### Records for this task

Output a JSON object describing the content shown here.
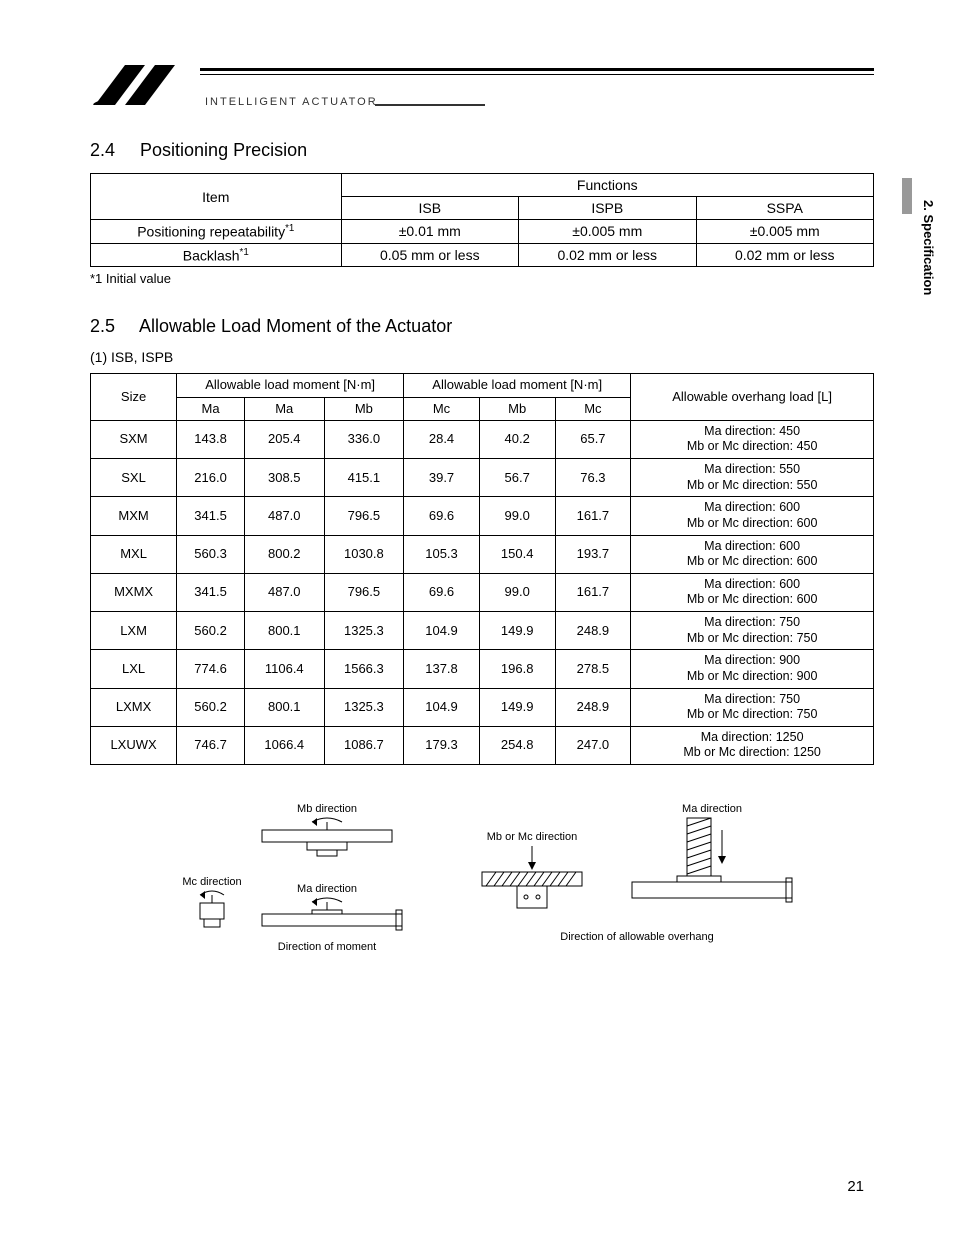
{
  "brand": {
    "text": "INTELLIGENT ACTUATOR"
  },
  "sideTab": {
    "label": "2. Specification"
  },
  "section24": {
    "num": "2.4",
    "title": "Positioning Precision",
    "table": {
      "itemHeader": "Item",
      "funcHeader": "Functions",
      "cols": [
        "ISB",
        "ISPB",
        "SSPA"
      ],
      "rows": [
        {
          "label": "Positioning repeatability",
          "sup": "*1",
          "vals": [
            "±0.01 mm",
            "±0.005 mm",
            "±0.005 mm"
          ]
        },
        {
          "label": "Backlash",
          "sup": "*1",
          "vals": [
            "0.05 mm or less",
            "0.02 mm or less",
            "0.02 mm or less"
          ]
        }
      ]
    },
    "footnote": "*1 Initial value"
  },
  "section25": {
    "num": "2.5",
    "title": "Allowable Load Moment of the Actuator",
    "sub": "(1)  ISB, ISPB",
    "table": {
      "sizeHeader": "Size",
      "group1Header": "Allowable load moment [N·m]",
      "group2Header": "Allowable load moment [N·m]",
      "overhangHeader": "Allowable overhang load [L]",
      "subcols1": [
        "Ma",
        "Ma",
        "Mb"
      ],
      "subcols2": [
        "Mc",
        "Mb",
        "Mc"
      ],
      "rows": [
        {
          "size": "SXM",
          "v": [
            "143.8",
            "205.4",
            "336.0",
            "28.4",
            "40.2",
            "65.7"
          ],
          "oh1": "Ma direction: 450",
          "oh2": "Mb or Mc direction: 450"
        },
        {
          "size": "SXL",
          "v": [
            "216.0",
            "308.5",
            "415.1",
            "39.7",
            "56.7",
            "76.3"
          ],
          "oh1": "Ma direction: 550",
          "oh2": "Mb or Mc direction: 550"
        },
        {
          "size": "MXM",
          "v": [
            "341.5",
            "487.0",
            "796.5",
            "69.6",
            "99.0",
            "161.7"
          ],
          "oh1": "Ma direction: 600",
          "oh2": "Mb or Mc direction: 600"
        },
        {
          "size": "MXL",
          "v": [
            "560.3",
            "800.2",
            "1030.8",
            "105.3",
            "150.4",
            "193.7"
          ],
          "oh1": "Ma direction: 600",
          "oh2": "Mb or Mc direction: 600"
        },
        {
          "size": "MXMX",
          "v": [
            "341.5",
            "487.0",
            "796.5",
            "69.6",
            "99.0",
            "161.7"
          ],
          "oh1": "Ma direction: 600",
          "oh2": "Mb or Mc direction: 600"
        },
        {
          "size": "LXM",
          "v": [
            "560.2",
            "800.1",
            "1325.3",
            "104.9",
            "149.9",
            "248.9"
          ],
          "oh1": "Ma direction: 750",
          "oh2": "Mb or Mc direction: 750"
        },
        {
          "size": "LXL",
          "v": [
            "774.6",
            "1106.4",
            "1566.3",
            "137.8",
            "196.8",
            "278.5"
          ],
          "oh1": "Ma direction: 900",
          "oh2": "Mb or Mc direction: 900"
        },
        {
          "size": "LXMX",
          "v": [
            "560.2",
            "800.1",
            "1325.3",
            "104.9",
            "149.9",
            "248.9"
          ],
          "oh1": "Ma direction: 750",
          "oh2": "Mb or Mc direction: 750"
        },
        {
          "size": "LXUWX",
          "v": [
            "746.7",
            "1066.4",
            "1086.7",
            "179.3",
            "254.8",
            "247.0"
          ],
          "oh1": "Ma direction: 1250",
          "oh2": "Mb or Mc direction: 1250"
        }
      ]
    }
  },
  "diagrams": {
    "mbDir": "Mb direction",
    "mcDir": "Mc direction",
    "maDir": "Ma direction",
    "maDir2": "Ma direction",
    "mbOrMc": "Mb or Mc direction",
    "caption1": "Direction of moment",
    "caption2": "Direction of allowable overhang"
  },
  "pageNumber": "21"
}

######

• **Exercise brief**
Copy out every line from the data above that has "Positioning" in it.

• **Answer to this exercise**
    "title": "Positioning Precision",
          "label": "Positioning repeatability",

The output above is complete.